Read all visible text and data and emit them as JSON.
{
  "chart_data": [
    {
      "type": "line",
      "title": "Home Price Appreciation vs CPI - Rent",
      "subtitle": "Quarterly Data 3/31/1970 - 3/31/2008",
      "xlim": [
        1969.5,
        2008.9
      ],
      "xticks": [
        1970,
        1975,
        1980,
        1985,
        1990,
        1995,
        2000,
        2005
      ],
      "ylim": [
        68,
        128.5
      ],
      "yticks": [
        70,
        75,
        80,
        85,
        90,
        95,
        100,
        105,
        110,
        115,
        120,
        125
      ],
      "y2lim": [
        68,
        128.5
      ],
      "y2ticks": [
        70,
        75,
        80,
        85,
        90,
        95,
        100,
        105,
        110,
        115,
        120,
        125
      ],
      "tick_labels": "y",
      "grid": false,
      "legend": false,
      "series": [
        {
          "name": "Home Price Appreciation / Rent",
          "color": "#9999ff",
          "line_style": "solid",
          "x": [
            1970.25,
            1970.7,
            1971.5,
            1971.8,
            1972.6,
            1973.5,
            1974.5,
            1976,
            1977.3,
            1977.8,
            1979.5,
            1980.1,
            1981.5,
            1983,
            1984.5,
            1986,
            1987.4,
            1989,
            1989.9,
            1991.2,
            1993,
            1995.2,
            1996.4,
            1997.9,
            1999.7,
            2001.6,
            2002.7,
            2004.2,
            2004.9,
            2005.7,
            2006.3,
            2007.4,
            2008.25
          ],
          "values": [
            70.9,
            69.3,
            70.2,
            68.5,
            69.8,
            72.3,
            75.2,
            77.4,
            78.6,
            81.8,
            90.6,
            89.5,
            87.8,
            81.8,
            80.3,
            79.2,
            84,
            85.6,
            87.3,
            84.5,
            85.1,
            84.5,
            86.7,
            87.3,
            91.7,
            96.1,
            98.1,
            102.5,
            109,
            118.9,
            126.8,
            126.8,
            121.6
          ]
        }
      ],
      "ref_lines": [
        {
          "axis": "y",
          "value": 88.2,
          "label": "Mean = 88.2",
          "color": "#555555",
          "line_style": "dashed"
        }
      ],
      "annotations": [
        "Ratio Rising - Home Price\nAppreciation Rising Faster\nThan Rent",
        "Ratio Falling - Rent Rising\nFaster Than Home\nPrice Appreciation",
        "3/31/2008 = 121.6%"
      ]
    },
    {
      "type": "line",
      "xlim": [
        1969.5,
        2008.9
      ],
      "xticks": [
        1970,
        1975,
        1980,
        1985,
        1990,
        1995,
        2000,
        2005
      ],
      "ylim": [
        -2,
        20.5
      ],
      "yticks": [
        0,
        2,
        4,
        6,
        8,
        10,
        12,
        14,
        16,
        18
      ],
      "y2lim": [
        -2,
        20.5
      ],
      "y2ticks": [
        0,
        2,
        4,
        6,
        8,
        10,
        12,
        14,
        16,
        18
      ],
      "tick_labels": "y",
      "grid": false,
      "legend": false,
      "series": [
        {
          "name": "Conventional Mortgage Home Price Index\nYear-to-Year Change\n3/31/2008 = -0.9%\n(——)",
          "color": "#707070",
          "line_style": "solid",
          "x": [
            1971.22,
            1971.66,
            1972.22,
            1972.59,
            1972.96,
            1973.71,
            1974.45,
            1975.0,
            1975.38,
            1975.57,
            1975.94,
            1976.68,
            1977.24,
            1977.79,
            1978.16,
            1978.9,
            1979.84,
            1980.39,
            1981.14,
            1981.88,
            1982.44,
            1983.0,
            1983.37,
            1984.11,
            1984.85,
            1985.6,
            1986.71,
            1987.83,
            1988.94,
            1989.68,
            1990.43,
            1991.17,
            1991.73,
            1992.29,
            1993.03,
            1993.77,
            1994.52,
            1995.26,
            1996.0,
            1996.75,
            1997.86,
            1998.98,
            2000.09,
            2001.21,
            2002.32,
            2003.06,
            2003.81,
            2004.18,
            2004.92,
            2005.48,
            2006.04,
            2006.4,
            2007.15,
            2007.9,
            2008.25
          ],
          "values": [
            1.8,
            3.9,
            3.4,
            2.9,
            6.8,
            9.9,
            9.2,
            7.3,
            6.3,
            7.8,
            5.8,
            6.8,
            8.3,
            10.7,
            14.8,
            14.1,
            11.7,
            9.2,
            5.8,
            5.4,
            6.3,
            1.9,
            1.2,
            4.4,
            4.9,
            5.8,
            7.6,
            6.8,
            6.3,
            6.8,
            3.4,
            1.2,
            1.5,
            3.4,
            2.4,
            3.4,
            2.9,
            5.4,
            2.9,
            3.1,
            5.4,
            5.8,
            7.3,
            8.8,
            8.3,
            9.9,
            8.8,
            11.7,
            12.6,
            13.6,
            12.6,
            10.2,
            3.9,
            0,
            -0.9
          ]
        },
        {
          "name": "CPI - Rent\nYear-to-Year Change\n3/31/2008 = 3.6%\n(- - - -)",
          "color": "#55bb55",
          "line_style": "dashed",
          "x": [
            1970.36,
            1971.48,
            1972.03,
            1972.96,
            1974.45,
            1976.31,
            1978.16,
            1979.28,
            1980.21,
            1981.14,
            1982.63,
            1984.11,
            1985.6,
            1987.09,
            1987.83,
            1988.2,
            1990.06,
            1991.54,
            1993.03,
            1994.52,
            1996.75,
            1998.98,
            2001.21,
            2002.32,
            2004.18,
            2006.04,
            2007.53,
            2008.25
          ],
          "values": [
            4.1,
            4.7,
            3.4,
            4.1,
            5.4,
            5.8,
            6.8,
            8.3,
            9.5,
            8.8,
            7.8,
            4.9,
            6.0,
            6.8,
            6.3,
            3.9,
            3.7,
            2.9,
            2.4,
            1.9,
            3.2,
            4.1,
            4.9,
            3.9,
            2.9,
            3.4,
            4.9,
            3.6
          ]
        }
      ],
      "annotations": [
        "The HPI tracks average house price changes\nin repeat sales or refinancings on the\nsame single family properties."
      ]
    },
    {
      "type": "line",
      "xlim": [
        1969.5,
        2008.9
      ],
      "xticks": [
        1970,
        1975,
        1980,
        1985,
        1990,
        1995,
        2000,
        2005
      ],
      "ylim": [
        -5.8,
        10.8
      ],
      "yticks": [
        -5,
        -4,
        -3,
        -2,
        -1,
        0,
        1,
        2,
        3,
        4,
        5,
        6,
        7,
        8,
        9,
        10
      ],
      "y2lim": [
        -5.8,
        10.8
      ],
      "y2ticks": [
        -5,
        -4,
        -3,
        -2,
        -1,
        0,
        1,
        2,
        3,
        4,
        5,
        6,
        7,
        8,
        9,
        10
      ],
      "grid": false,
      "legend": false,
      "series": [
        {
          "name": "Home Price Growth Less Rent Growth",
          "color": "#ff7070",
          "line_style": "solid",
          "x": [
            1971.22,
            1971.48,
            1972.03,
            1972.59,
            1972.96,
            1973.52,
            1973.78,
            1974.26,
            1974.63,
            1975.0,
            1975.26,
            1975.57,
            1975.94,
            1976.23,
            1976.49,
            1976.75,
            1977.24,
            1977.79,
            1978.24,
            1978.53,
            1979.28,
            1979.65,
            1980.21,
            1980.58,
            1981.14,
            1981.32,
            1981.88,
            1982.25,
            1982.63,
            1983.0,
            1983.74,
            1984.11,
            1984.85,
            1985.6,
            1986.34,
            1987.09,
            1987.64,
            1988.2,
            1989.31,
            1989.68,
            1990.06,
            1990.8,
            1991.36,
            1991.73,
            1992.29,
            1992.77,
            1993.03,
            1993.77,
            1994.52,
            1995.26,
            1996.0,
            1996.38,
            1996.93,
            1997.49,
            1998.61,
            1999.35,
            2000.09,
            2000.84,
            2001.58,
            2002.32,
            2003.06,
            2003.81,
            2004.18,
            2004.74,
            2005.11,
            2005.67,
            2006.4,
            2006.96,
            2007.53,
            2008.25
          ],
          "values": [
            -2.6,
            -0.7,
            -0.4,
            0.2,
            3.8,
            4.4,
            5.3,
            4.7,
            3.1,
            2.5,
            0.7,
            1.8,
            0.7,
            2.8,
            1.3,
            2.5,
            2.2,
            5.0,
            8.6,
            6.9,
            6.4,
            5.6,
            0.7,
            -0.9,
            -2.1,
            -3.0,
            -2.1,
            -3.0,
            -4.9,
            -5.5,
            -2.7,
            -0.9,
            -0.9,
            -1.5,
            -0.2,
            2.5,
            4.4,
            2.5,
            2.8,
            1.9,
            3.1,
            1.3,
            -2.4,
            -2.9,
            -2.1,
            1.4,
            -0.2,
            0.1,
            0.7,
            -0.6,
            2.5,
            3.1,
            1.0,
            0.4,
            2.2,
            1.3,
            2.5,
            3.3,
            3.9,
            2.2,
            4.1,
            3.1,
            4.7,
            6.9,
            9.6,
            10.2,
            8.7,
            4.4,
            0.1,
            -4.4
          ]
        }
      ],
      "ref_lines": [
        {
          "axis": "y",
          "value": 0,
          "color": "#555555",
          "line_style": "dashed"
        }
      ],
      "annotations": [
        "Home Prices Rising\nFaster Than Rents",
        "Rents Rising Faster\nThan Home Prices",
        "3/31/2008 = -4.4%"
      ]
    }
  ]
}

BRIEF: From the listing, copy every line where the string "nThan" appears.

RESULT FOR THIS EXERCISE:
        "Ratio Rising - Home Price\nAppreciation Rising Faster\nThan Rent",
        "Rents Rising Faster\nThan Home Prices",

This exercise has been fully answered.